## WORK TO DO
Across the listing below, count the lines that mention the string "Denis". Reply with the figure only.

## DATA FOR THE TASK
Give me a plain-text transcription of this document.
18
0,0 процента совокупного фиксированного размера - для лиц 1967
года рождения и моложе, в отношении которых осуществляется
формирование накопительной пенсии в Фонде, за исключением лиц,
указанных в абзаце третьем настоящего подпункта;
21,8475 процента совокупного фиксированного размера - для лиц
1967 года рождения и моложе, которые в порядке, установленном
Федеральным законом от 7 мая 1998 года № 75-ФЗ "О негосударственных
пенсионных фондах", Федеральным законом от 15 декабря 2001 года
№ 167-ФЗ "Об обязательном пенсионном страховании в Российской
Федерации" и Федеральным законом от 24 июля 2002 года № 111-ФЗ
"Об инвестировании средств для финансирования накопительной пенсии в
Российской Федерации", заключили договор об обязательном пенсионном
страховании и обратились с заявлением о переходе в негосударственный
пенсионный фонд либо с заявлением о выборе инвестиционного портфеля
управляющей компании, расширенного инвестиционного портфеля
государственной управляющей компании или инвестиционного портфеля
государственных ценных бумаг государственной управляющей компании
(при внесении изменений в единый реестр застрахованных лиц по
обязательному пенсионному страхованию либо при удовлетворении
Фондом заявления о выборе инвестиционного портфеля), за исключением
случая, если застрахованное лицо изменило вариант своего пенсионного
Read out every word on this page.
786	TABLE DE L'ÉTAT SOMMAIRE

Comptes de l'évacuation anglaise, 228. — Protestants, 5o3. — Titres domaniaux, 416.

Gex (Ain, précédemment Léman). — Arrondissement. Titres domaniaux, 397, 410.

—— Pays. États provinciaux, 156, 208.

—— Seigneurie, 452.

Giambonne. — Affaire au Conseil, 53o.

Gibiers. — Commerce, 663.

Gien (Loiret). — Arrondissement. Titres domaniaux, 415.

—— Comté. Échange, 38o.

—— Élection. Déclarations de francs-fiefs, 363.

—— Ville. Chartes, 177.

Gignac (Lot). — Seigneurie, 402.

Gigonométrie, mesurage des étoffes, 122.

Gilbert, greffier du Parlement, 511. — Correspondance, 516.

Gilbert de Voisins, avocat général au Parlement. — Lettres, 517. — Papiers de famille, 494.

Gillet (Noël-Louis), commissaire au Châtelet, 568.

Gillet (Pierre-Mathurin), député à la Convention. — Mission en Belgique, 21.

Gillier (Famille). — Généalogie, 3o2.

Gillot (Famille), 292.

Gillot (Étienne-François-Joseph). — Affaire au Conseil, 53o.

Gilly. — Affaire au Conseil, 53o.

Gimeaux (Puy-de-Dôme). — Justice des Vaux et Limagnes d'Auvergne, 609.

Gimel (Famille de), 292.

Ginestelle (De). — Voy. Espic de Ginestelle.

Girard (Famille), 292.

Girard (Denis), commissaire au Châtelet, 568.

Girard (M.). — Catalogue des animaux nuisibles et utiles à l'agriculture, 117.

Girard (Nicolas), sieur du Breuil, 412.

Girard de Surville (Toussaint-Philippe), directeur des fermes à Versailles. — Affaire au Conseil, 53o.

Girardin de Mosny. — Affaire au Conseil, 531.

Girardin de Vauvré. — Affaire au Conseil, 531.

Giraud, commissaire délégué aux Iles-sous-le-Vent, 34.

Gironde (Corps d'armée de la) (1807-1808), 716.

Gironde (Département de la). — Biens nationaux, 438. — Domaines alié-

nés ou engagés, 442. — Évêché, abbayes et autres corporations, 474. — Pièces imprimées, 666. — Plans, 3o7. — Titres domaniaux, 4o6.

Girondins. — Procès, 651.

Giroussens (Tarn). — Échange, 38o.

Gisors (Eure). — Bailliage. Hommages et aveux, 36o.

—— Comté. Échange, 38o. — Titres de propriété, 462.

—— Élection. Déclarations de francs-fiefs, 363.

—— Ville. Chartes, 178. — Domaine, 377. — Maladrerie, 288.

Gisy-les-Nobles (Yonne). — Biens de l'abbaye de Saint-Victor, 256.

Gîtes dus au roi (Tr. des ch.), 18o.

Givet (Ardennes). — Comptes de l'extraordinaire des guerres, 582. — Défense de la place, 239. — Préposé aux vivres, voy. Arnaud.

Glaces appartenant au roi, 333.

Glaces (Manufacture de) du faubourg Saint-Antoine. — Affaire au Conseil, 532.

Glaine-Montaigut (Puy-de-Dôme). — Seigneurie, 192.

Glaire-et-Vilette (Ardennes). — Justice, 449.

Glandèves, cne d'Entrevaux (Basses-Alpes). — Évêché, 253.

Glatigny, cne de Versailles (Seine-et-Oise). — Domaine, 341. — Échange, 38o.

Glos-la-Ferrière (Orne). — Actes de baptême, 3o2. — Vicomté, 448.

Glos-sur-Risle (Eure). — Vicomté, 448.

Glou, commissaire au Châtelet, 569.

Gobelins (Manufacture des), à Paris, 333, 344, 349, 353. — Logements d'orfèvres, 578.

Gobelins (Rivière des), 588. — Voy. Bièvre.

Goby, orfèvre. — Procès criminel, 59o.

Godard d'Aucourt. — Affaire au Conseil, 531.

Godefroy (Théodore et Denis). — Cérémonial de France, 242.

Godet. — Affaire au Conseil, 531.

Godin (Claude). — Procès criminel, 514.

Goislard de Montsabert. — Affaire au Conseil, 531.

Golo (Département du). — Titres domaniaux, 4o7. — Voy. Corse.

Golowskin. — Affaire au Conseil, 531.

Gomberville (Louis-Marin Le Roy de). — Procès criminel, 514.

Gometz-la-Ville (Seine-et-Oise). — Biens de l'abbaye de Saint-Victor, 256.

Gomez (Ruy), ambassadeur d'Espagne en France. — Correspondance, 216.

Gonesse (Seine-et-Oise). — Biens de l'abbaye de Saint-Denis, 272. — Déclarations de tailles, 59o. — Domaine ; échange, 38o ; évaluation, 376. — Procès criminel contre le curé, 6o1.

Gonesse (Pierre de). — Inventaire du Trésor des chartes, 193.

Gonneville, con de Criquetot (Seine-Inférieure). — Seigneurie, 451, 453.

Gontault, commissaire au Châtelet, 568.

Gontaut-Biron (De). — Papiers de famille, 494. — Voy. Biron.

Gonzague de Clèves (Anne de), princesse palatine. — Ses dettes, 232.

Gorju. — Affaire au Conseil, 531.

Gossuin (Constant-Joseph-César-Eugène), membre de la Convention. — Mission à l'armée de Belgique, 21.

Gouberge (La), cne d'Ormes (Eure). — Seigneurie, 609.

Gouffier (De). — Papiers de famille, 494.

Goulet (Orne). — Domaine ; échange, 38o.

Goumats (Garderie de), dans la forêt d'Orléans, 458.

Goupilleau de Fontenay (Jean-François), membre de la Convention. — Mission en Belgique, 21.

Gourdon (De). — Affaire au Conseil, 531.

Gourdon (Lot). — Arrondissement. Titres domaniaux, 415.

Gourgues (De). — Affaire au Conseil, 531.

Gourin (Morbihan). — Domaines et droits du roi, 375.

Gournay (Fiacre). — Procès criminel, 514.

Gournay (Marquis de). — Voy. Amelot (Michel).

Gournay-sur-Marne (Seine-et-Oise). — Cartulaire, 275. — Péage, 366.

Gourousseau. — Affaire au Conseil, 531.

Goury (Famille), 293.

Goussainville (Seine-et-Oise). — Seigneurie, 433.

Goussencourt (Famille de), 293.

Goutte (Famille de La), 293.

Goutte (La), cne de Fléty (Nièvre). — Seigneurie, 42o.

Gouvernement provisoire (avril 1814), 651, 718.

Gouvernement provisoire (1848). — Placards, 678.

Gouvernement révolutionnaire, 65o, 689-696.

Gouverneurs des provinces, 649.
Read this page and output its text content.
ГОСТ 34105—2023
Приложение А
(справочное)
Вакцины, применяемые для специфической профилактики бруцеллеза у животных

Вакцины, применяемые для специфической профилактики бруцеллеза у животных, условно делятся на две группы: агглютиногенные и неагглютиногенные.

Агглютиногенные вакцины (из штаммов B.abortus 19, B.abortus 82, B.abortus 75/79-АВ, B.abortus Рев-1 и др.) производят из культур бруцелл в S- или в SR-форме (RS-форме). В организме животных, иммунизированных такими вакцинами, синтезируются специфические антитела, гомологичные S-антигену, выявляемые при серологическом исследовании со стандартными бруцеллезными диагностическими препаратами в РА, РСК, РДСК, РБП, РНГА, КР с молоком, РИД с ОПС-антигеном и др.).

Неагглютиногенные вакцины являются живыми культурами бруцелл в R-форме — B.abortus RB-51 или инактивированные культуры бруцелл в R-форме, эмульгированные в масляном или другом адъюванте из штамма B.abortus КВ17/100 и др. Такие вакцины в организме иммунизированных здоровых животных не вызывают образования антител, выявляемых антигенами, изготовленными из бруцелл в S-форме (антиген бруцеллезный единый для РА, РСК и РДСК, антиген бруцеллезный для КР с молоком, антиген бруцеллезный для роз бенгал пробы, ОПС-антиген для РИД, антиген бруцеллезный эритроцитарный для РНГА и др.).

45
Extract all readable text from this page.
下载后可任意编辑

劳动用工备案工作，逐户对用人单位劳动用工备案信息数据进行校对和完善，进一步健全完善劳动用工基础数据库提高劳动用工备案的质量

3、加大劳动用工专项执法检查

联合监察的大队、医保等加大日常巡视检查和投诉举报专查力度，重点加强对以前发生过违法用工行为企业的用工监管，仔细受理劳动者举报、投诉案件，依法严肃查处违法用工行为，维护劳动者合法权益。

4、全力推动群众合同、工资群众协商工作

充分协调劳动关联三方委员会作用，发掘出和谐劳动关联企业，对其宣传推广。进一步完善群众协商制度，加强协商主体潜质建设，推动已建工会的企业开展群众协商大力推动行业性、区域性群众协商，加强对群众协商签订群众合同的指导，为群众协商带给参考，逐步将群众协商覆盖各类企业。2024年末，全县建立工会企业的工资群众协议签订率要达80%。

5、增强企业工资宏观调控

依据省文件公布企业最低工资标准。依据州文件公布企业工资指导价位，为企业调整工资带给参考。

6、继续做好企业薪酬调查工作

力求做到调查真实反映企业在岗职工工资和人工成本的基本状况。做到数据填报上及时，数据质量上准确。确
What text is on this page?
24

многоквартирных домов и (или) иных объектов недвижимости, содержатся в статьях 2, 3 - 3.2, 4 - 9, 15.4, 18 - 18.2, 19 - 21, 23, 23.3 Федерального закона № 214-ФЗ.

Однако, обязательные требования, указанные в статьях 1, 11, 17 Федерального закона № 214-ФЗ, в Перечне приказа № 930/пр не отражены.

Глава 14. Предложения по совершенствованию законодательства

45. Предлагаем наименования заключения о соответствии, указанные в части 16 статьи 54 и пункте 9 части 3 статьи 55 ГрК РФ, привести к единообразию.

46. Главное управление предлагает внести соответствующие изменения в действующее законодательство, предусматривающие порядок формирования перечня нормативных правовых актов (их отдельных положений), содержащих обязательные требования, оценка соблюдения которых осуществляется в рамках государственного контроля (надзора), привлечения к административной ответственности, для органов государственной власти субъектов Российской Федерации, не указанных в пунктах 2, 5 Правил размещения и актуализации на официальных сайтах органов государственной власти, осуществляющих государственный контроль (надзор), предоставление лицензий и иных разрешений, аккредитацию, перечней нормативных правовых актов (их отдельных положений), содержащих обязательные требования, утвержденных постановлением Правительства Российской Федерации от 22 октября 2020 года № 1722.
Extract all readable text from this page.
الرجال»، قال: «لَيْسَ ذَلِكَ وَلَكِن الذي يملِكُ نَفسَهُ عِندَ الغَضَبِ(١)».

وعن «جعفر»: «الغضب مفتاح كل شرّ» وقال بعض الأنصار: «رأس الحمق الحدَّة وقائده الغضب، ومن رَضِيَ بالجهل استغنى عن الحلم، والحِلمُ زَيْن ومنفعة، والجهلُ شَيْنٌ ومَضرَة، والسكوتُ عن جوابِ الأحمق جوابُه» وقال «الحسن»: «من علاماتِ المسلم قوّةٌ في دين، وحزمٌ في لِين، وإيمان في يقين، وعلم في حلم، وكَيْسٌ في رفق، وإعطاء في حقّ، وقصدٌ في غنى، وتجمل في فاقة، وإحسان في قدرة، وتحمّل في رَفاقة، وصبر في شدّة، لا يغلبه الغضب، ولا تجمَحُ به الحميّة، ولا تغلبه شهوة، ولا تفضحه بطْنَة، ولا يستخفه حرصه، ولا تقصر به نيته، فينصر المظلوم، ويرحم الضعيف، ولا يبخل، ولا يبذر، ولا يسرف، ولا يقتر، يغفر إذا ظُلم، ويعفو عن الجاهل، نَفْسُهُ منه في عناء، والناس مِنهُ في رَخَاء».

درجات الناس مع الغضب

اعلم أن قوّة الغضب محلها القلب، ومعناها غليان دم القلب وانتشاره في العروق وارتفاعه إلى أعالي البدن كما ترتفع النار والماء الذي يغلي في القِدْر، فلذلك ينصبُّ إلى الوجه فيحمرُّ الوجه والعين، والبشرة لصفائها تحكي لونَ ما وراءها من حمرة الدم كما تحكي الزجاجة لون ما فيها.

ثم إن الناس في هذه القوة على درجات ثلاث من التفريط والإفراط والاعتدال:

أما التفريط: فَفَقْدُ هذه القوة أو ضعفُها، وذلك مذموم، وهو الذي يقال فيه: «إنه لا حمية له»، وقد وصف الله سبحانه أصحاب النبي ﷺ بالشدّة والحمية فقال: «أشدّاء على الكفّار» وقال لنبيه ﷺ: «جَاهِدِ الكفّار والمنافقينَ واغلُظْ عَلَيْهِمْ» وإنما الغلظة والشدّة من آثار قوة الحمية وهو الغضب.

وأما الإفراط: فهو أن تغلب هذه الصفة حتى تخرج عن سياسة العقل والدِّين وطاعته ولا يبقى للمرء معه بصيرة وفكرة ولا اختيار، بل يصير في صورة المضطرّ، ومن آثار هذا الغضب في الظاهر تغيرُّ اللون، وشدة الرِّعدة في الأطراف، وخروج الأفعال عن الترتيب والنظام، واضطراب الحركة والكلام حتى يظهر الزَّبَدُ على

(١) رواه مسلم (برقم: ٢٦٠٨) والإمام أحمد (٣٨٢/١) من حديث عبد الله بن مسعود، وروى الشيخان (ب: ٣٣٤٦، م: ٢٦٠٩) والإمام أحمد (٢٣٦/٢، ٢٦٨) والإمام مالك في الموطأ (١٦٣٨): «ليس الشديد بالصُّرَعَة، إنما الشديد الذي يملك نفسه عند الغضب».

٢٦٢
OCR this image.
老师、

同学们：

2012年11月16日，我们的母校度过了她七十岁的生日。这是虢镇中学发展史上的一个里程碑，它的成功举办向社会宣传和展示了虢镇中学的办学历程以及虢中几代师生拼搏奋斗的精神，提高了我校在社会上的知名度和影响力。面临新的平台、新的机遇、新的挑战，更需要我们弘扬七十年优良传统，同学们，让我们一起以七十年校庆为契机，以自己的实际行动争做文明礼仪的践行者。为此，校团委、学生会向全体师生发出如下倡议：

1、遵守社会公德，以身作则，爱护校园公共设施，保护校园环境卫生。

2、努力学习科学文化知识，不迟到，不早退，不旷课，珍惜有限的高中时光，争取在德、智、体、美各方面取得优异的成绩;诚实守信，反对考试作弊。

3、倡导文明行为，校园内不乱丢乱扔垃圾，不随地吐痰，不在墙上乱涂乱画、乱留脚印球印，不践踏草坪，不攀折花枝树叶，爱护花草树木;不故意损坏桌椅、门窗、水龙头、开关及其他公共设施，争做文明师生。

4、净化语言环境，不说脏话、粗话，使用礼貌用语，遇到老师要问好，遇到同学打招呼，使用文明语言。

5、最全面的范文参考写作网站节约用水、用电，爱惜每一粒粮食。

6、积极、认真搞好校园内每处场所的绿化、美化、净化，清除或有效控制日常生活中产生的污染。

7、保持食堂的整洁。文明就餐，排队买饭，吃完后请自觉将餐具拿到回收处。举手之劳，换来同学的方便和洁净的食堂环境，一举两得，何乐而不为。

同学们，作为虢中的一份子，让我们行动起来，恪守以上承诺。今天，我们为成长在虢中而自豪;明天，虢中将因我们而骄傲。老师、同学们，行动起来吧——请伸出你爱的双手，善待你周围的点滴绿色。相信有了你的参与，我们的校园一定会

## REPLY TO THE EXERCISE
3